● Exercise aim
In the records below, find the line containing "Convert this screenshot"; copy exactly that line and all lines after it to the end, and nothing else.

● Data section
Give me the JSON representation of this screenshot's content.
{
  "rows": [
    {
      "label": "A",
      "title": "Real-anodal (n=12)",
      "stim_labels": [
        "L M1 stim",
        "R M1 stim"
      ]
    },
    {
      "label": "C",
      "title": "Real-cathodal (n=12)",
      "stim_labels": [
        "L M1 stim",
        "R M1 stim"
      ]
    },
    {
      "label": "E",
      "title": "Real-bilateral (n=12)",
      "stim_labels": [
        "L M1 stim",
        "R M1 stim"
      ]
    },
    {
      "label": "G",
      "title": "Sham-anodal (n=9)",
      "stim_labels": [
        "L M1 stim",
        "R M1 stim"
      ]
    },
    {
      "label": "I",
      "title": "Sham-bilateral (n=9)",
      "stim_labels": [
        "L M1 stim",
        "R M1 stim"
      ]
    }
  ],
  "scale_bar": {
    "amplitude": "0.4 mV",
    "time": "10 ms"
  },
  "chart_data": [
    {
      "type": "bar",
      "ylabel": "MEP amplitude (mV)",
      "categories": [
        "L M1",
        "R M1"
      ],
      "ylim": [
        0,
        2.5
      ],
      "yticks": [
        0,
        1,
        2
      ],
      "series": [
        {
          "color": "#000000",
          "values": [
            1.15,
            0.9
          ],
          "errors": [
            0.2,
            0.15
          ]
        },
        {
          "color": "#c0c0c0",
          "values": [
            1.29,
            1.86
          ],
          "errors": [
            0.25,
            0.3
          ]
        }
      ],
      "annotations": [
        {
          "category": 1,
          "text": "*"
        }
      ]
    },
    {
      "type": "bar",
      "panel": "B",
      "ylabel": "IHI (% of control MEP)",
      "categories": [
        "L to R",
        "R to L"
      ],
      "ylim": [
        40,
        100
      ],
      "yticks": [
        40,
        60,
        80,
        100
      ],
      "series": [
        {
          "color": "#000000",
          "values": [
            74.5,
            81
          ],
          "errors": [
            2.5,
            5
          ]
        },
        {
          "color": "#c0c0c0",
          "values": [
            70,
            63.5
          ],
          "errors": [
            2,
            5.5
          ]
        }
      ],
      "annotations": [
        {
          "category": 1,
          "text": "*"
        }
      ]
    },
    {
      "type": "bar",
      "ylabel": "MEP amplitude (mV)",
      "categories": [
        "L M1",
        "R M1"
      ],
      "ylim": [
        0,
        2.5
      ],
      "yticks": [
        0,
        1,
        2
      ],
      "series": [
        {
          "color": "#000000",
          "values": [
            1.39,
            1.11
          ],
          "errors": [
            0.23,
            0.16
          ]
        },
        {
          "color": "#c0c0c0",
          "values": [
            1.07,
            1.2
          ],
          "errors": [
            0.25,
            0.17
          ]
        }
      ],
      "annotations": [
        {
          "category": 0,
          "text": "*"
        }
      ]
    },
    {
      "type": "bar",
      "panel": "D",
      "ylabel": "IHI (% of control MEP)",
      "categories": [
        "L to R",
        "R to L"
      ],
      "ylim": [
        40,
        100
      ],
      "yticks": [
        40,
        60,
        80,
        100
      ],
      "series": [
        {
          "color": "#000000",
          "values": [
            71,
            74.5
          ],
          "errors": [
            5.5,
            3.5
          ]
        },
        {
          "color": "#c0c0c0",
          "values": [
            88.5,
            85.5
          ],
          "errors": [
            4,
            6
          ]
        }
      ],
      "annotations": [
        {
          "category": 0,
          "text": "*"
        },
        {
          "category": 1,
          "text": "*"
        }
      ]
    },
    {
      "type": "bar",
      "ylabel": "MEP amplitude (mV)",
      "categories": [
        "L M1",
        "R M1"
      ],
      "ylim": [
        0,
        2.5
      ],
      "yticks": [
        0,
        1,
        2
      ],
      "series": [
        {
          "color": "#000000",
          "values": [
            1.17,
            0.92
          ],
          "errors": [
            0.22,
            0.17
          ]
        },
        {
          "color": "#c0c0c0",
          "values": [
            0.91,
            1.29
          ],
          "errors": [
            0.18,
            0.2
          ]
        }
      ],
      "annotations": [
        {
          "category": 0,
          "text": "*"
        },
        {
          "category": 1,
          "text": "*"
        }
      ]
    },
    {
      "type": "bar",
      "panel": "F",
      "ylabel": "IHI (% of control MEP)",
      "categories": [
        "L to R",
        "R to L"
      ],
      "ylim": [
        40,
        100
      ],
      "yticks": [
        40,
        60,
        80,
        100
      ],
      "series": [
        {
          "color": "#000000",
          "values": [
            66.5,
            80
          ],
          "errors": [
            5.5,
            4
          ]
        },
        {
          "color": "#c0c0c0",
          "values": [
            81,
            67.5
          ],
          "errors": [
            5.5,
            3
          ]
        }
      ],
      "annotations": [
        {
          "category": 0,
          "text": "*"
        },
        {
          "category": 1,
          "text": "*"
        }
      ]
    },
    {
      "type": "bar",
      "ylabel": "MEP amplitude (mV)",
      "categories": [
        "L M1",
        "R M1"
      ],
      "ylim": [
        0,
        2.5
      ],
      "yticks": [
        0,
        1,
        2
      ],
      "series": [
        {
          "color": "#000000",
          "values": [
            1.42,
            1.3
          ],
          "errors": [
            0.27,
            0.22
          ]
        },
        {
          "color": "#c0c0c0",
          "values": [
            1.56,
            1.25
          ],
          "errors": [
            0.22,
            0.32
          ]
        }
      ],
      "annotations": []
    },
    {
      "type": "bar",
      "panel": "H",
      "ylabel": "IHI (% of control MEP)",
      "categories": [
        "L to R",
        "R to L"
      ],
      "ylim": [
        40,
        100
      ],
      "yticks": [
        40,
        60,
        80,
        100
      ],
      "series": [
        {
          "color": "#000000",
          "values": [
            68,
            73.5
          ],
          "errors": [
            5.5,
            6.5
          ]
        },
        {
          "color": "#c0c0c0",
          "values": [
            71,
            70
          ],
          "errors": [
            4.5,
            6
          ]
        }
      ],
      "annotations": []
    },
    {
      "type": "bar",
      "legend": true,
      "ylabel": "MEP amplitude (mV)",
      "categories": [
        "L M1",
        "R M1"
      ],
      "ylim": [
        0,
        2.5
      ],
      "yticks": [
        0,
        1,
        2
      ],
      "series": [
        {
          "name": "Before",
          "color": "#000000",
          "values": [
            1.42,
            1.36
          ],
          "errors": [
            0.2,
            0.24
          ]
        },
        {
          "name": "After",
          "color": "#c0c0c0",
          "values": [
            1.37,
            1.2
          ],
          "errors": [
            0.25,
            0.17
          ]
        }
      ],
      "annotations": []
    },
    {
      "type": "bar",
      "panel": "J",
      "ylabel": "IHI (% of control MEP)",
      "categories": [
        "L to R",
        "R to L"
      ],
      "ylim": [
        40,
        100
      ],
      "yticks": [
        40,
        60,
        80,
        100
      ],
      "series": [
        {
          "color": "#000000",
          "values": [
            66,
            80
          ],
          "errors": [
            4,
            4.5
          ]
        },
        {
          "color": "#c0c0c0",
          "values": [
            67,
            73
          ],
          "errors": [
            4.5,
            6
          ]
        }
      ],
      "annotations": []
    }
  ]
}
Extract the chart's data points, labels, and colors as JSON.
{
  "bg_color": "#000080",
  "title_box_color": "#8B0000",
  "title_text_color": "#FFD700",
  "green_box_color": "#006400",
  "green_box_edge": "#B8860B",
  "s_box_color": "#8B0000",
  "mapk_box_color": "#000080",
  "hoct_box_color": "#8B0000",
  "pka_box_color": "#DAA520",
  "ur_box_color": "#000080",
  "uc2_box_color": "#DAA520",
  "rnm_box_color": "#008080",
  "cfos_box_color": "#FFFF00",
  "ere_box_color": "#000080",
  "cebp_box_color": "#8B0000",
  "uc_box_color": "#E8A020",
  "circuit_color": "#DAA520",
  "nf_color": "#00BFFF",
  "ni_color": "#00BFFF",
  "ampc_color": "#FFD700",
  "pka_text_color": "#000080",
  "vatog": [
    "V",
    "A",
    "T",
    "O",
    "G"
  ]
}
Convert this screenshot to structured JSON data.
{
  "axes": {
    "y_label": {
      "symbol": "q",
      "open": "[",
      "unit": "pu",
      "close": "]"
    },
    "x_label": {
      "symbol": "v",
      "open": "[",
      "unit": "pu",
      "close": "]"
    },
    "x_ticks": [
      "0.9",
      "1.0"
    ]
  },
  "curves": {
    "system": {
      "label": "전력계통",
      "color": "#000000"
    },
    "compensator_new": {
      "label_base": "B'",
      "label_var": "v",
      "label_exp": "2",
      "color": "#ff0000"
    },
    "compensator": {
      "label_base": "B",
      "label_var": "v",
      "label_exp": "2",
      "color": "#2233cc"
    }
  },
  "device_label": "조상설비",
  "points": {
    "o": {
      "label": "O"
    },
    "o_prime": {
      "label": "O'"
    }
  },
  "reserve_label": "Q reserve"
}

● Full answer
Convert this screenshot to structured JSON data.
{
  "axes": {
    "y_label": {
      "symbol": "q",
      "open": "[",
      "unit": "pu",
      "close": "]"
    },
    "x_label": {
      "symbol": "v",
      "open": "[",
      "unit": "pu",
      "close": "]"
    },
    "x_ticks": [
      "0.9",
      "1.0"
    ]
  },
  "curves": {
    "system": {
      "label": "전력계통",
      "color": "#000000"
    },
    "compensator_new": {
      "label_base": "B'",
      "label_var": "v",
      "label_exp": "2",
      "color": "#ff0000"
    },
    "compensator": {
      "label_base": "B",
      "label_var": "v",
      "label_exp": "2",
      "color": "#2233cc"
    }
  },
  "device_label": "조상설비",
  "points": {
    "o": {
      "label": "O"
    },
    "o_prime": {
      "label": "O'"
    }
  },
  "reserve_label": "Q reserve"
}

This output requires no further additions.